Your task is to locate every line holding the string "CHAT" and to copy each of them.

Saved entries:
>>>

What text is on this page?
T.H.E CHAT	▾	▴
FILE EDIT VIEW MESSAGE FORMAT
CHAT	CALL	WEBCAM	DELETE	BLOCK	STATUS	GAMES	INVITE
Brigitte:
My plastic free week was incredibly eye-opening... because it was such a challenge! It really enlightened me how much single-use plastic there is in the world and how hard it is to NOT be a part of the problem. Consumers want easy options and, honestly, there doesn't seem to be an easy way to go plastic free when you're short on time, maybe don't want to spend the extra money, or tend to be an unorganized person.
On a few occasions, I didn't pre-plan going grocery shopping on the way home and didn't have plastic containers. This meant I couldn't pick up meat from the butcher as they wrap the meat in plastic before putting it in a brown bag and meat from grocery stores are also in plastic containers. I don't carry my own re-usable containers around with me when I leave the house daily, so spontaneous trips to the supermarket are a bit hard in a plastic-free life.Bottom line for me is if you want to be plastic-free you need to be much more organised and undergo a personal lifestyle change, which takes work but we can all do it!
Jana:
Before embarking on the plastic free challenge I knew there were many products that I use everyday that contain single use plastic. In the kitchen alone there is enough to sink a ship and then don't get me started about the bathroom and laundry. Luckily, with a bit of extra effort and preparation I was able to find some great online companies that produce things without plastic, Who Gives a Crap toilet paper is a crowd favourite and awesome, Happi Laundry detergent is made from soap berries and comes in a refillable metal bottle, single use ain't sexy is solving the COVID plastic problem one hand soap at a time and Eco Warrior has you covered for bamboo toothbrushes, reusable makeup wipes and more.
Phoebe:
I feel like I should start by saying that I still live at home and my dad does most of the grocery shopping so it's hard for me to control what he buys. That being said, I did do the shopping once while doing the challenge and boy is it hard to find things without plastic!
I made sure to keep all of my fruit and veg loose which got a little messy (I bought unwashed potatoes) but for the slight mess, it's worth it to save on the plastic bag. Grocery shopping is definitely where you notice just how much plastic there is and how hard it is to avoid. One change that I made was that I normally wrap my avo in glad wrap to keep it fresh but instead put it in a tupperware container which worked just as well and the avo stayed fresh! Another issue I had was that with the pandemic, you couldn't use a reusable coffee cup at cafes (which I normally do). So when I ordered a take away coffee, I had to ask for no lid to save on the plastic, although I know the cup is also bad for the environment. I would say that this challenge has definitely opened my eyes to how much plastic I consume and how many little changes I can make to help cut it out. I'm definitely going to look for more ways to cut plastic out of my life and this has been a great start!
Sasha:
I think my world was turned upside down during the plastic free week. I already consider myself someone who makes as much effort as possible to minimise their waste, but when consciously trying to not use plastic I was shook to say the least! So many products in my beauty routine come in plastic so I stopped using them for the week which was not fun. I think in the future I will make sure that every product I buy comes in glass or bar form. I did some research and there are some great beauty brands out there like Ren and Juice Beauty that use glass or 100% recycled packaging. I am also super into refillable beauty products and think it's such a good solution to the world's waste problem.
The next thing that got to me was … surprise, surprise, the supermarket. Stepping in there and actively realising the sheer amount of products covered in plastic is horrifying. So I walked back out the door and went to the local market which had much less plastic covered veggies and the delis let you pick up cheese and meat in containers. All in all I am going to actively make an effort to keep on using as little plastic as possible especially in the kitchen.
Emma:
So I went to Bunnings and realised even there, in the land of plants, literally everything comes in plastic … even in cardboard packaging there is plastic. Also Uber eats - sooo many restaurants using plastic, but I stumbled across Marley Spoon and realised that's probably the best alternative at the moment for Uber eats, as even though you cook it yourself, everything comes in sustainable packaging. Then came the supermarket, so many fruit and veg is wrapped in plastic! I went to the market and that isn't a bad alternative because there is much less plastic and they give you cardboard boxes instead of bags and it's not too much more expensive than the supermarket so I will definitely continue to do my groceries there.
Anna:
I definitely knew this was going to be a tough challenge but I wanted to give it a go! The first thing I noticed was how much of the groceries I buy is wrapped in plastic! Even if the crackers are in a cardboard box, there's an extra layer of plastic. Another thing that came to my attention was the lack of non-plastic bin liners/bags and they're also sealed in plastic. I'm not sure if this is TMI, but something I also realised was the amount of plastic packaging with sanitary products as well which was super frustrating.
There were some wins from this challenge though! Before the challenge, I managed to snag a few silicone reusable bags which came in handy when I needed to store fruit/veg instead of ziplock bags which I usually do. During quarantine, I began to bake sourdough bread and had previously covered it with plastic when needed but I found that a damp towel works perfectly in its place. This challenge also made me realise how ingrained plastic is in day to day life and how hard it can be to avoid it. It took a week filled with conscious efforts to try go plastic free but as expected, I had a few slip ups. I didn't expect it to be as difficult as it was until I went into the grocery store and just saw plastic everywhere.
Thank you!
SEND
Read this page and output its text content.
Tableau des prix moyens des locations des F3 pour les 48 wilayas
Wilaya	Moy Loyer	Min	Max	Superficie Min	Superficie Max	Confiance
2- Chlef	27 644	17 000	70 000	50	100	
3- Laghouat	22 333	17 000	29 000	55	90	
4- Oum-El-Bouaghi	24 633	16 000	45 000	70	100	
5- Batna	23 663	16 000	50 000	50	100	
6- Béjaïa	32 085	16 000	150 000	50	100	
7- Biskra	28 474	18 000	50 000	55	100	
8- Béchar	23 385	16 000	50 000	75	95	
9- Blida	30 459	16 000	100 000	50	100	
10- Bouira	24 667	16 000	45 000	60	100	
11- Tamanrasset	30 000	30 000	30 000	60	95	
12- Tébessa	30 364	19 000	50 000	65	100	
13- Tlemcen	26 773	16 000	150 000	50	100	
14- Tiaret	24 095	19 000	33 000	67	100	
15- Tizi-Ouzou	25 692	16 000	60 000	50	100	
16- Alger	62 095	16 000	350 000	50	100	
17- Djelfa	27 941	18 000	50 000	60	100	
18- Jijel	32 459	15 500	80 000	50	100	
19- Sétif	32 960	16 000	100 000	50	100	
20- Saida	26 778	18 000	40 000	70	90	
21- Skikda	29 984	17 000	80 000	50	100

<<<

**Task solution**.
T.H.E CHAT	▾	▴
CHAT	CALL	WEBCAM	DELETE	BLOCK	STATUS	GAMES	INVITE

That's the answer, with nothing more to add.